## Exercise input
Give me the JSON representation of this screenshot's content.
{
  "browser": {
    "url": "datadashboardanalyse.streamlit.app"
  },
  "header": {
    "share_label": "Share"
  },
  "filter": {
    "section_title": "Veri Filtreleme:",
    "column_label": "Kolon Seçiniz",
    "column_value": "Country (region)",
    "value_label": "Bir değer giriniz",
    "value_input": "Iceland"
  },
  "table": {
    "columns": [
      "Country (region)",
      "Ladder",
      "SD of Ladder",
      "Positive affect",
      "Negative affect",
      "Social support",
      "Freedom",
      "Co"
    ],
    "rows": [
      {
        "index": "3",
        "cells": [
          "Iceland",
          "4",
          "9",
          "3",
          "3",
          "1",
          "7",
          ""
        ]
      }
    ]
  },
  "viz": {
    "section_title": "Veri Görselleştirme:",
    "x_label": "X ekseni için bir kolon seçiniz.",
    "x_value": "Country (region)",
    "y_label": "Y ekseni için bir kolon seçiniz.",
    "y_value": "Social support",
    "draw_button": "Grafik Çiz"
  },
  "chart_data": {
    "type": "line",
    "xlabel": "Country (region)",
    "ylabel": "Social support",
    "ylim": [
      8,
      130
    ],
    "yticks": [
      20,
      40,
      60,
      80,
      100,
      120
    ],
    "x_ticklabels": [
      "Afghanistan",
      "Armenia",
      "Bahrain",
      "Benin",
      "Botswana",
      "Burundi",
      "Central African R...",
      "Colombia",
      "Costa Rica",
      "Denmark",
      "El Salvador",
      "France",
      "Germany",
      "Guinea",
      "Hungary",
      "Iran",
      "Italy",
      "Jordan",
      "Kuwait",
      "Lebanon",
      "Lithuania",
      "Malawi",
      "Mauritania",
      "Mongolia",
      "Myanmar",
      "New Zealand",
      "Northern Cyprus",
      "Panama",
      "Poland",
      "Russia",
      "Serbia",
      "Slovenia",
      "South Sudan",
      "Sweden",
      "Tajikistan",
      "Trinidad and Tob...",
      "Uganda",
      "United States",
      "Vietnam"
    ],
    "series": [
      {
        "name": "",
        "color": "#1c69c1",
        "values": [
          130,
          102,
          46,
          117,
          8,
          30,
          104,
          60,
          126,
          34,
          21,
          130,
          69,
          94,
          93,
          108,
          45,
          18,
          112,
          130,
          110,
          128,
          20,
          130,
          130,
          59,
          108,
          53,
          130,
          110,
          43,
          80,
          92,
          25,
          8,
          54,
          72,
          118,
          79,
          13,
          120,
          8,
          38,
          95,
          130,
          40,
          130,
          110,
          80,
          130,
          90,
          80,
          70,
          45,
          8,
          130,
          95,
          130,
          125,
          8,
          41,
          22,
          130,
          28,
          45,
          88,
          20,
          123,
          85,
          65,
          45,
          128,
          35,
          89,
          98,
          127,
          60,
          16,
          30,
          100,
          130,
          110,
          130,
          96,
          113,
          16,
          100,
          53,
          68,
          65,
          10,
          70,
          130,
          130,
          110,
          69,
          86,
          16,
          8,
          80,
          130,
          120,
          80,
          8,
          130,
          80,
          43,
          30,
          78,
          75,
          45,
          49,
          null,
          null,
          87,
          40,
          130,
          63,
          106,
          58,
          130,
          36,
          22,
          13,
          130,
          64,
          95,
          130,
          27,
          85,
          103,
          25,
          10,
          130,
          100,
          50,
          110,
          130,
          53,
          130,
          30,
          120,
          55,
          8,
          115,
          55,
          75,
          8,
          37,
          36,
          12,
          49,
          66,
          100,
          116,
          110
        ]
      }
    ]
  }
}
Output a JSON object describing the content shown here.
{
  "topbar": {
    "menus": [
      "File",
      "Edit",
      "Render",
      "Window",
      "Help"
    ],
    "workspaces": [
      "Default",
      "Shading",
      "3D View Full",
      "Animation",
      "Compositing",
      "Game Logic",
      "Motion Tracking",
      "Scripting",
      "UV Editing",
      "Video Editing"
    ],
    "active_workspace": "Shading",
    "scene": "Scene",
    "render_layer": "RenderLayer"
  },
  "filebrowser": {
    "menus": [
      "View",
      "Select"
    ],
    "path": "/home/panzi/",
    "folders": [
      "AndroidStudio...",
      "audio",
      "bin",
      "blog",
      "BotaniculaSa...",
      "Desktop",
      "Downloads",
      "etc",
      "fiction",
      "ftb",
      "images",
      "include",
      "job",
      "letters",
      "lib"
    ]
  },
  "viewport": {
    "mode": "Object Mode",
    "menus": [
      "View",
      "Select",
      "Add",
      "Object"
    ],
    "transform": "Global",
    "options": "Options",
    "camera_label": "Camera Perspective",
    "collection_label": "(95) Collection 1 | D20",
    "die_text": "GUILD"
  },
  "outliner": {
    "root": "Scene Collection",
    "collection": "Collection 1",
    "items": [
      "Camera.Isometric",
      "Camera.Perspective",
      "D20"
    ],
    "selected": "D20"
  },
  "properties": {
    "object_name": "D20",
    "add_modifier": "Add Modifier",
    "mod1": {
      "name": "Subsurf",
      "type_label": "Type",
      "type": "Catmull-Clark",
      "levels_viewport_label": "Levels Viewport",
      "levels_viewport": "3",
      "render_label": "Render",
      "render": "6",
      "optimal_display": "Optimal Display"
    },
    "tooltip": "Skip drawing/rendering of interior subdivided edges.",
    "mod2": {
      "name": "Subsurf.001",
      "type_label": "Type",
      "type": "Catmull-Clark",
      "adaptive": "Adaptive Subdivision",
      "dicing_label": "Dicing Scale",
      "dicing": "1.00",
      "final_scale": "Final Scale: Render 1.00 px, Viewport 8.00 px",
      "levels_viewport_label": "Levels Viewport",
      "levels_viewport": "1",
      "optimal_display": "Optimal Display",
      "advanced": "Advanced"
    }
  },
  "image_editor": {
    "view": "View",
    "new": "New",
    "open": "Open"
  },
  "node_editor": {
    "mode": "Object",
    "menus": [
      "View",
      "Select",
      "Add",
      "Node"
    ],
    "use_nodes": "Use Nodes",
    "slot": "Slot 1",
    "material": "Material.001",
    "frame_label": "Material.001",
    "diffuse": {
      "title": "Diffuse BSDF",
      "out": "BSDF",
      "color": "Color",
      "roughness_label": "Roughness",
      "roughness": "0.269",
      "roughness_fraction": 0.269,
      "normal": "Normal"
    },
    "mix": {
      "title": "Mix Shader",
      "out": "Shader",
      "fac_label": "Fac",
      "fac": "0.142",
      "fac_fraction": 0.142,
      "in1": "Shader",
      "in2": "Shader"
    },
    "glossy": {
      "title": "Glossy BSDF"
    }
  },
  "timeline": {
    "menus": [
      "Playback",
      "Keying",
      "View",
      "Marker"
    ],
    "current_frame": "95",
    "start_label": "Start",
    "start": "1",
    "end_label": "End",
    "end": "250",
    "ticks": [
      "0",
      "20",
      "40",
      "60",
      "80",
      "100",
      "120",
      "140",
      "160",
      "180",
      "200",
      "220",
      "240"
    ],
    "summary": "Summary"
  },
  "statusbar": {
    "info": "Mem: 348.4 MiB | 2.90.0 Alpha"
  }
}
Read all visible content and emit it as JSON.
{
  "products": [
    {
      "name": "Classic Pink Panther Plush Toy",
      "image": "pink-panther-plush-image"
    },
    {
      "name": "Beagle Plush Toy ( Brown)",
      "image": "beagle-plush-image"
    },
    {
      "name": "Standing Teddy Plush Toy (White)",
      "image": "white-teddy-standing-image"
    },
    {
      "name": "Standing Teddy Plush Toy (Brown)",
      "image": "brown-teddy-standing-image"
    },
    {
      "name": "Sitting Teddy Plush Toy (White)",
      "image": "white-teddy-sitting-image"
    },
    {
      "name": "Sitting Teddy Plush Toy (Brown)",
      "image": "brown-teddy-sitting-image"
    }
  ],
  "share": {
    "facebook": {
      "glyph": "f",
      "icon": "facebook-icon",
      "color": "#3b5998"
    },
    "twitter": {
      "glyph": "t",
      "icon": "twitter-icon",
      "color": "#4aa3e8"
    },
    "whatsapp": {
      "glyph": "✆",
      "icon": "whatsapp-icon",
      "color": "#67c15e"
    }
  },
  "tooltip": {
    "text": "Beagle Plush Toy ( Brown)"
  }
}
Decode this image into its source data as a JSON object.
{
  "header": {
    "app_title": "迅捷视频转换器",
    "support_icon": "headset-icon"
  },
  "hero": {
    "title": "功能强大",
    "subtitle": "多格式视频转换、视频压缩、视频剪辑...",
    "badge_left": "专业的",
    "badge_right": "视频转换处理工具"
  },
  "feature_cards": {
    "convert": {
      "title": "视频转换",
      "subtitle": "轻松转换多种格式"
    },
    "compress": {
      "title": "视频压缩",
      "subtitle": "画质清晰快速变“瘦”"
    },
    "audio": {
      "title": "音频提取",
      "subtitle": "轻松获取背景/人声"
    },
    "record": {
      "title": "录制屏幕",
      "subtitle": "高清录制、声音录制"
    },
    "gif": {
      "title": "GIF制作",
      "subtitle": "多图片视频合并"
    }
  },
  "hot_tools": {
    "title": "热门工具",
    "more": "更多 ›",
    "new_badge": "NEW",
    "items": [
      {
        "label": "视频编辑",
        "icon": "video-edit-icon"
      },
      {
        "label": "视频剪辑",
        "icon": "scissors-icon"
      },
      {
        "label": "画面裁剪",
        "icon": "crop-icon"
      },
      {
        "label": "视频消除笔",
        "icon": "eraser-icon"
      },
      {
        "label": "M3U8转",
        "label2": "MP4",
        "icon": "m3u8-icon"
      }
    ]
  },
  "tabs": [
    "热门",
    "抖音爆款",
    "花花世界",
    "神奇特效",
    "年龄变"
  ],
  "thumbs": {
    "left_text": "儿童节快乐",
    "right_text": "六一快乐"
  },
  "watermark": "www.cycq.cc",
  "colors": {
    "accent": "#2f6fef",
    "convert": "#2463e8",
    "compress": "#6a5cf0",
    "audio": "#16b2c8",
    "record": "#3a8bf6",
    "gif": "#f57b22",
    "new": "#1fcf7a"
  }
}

## Task details
Go through the preceding material and copy each line that has the word "content".

## Full response
Give me the JSON representation of this screenshot's content.
Output a JSON object describing the content shown here.
Read all visible content and emit it as JSON.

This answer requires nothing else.